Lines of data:
>>
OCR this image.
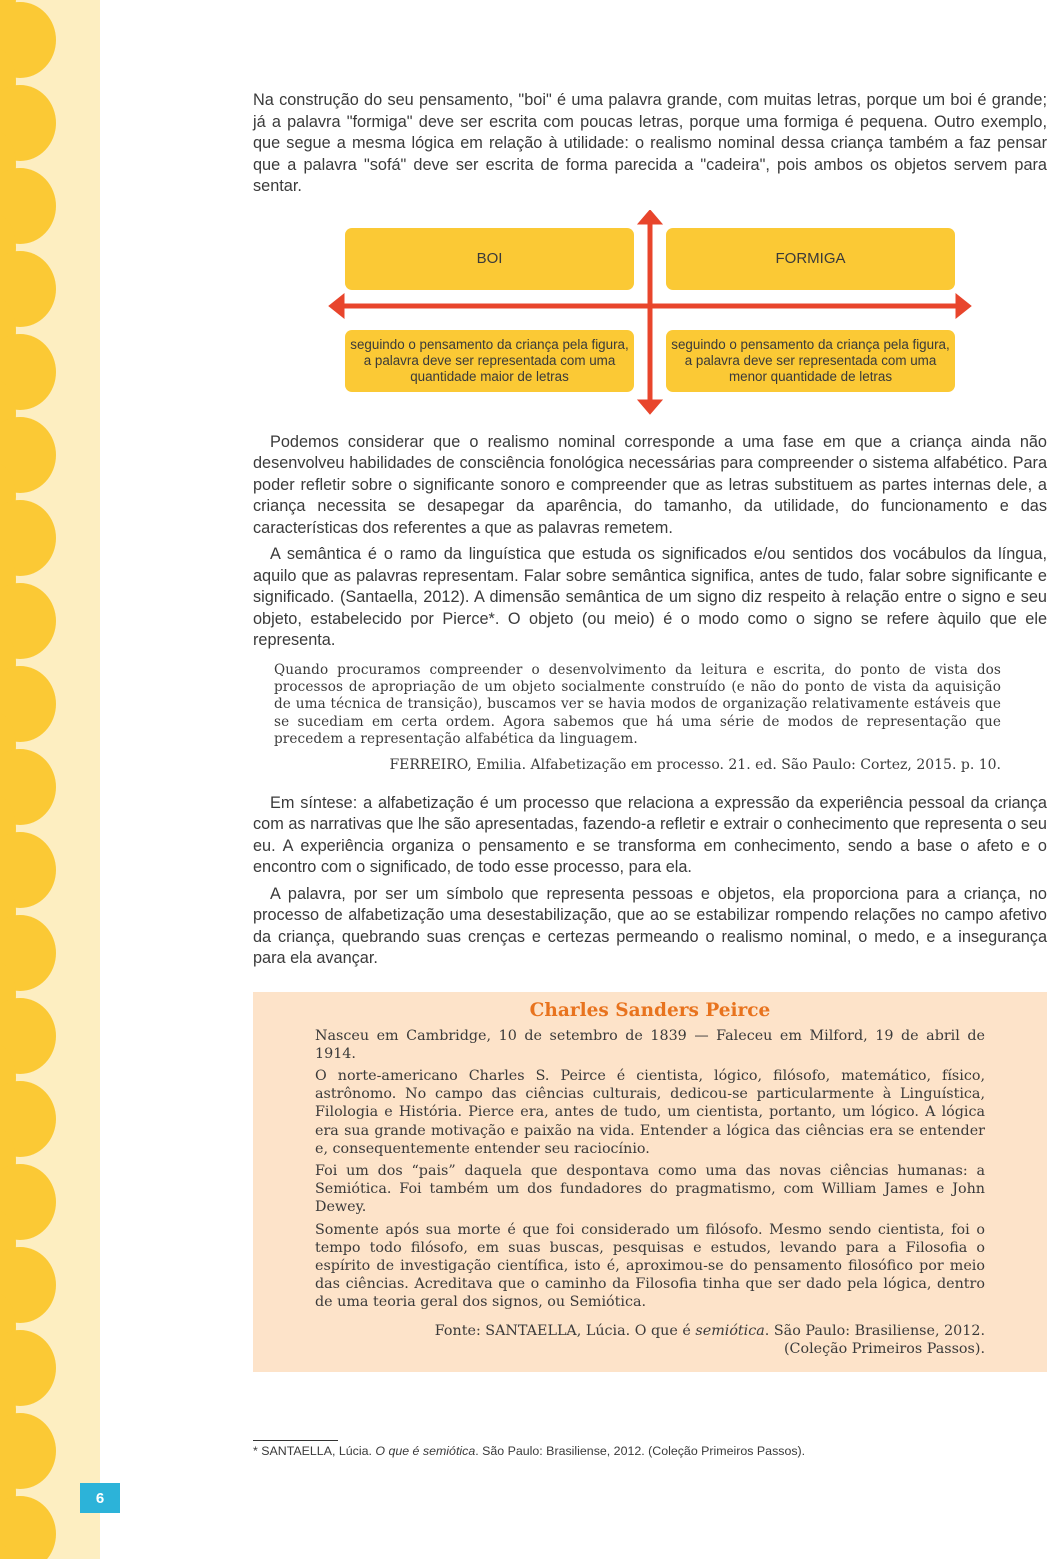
Na construção do seu pensamento, "boi" é uma palavra grande, com muitas letras, porque um boi é grande; já a palavra "formiga" deve ser escrita com poucas letras, porque uma formiga é pequena. Outro exemplo, que segue a mesma lógica em relação à utilidade: o realismo nominal dessa criança também a faz pensar que a palavra "sofá" deve ser escrita de forma parecida a "cadeira", pois ambos os objetos servem para sentar.

BOI	FORMIGA
seguindo o pensamento da criança pela figura, a palavra deve ser representada com uma quantidade maior de letras
seguindo o pensamento da criança pela figura, a palavra deve ser representada com uma menor quantidade de letras

Podemos considerar que o realismo nominal corresponde a uma fase em que a criança ainda não desenvolveu habilidades de consciência fonológica necessárias para compreender o sistema alfabético. Para poder refletir sobre o significante sonoro e compreender que as letras substituem as partes internas dele, a criança necessita se desapegar da aparência, do tamanho, da utilidade, do funcionamento e das características dos referentes a que as palavras remetem.

A semântica é o ramo da linguística que estuda os significados e/ou sentidos dos vocábulos da língua, aquilo que as palavras representam. Falar sobre semântica significa, antes de tudo, falar sobre significante e significado. (Santaella, 2012). A dimensão semântica de um signo diz respeito à relação entre o signo e seu objeto, estabelecido por Pierce*. O objeto (ou meio) é o modo como o signo se refere àquilo que ele representa.

Quando procuramos compreender o desenvolvimento da leitura e escrita, do ponto de vista dos processos de apropriação de um objeto socialmente construído (e não do ponto de vista da aquisição de uma técnica de transição), buscamos ver se havia modos de organização relativamente estáveis que se sucediam em certa ordem. Agora sabemos que há uma série de modos de representação que precedem a representação alfabética da linguagem.
FERREIRO, Emilia. Alfabetização em processo. 21. ed. São Paulo: Cortez, 2015. p. 10.

Em síntese: a alfabetização é um processo que relaciona a expressão da experiência pessoal da criança com as narrativas que lhe são apresentadas, fazendo-a refletir e extrair o conhecimento que representa o seu eu. A experiência organiza o pensamento e se transforma em conhecimento, sendo a base o afeto e o encontro com o significado, de todo esse processo, para ela.

A palavra, por ser um símbolo que representa pessoas e objetos, ela proporciona para a criança, no processo de alfabetização uma desestabilização, que ao se estabilizar rompendo relações no campo afetivo da criança, quebrando suas crenças e certezas permeando o realismo nominal, o medo, e a insegurança para ela avançar.

Charles Sanders Peirce

Nasceu em Cambridge, 10 de setembro de 1839 — Faleceu em Milford, 19 de abril de 1914.

O norte-americano Charles S. Peirce é cientista, lógico, filósofo, matemático, físico, astrônomo. No campo das ciências culturais, dedicou-se particularmente à Linguística, Filologia e História. Pierce era, antes de tudo, um cientista, portanto, um lógico. A lógica era sua grande motivação e paixão na vida. Entender a lógica das ciências era se entender e, consequentemente entender seu raciocínio.

Foi um dos “pais” daquela que despontava como uma das novas ciências humanas: a Semiótica. Foi também um dos fundadores do pragmatismo, com William James e John Dewey.

Somente após sua morte é que foi considerado um filósofo. Mesmo sendo cientista, foi o tempo todo filósofo, em suas buscas, pesquisas e estudos, levando para a Filosofia o espírito de investigação científica, isto é, aproximou-se do pensamento filosófico por meio das ciências. Acreditava que o caminho da Filosofia tinha que ser dado pela lógica, dentro de uma teoria geral dos signos, ou Semiótica.

Fonte: SANTAELLA, Lúcia. O que é semiótica. São Paulo: Brasiliense, 2012.
(Coleção Primeiros Passos).
* SANTAELLA, Lúcia. O que é semiótica. São Paulo: Brasiliense, 2012. (Coleção Primeiros Passos).
6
<<
** Task goal **
Pictures in the data above should not be copied; transcribe everything else exactly.

** Solution to the problem **
OCR this image.
Na construção do seu pensamento, "boi" é uma palavra grande, com muitas letras, porque um boi é grande; já a palavra "formiga" deve ser escrita com poucas letras, porque uma formiga é pequena. Outro exemplo, que segue a mesma lógica em relação à utilidade: o realismo nominal dessa criança também a faz pensar que a palavra "sofá" deve ser escrita de forma parecida a "cadeira", pois ambos os objetos servem para sentar.

BOI	FORMIGA
seguindo o pensamento da criança pela figura, a palavra deve ser representada com uma quantidade maior de letras
seguindo o pensamento da criança pela figura, a palavra deve ser representada com uma menor quantidade de letras

Podemos considerar que o realismo nominal corresponde a uma fase em que a criança ainda não desenvolveu habilidades de consciência fonológica necessárias para compreender o sistema alfabético. Para poder refletir sobre o significante sonoro e compreender que as letras substituem as partes internas dele, a criança necessita se desapegar da aparência, do tamanho, da utilidade, do funcionamento e das características dos referentes a que as palavras remetem.

A semântica é o ramo da linguística que estuda os significados e/ou sentidos dos vocábulos da língua, aquilo que as palavras representam. Falar sobre semântica significa, antes de tudo, falar sobre significante e significado. (Santaella, 2012). A dimensão semântica de um signo diz respeito à relação entre o signo e seu objeto, estabelecido por Pierce*. O objeto (ou meio) é o modo como o signo se refere àquilo que ele representa.

Quando procuramos compreender o desenvolvimento da leitura e escrita, do ponto de vista dos processos de apropriação de um objeto socialmente construído (e não do ponto de vista da aquisição de uma técnica de transição), buscamos ver se havia modos de organização relativamente estáveis que se sucediam em certa ordem. Agora sabemos que há uma série de modos de representação que precedem a representação alfabética da linguagem.
FERREIRO, Emilia. Alfabetização em processo. 21. ed. São Paulo: Cortez, 2015. p. 10.

Em síntese: a alfabetização é um processo que relaciona a expressão da experiência pessoal da criança com as narrativas que lhe são apresentadas, fazendo-a refletir e extrair o conhecimento que representa o seu eu. A experiência organiza o pensamento e se transforma em conhecimento, sendo a base o afeto e o encontro com o significado, de todo esse processo, para ela.

A palavra, por ser um símbolo que representa pessoas e objetos, ela proporciona para a criança, no processo de alfabetização uma desestabilização, que ao se estabilizar rompendo relações no campo afetivo da criança, quebrando suas crenças e certezas permeando o realismo nominal, o medo, e a insegurança para ela avançar.

Charles Sanders Peirce

Nasceu em Cambridge, 10 de setembro de 1839 — Faleceu em Milford, 19 de abril de 1914.

O norte-americano Charles S. Peirce é cientista, lógico, filósofo, matemático, físico, astrônomo. No campo das ciências culturais, dedicou-se particularmente à Linguística, Filologia e História. Pierce era, antes de tudo, um cientista, portanto, um lógico. A lógica era sua grande motivação e paixão na vida. Entender a lógica das ciências era se entender e, consequentemente entender seu raciocínio.

Foi um dos “pais” daquela que despontava como uma das novas ciências humanas: a Semiótica. Foi também um dos fundadores do pragmatismo, com William James e John Dewey.

Somente após sua morte é que foi considerado um filósofo. Mesmo sendo cientista, foi o tempo todo filósofo, em suas buscas, pesquisas e estudos, levando para a Filosofia o espírito de investigação científica, isto é, aproximou-se do pensamento filosófico por meio das ciências. Acreditava que o caminho da Filosofia tinha que ser dado pela lógica, dentro de uma teoria geral dos signos, ou Semiótica.

Fonte: SANTAELLA, Lúcia. O que é semiótica. São Paulo: Brasiliense, 2012.
(Coleção Primeiros Passos).
* SANTAELLA, Lúcia. O que é semiótica. São Paulo: Brasiliense, 2012. (Coleção Primeiros Passos).
6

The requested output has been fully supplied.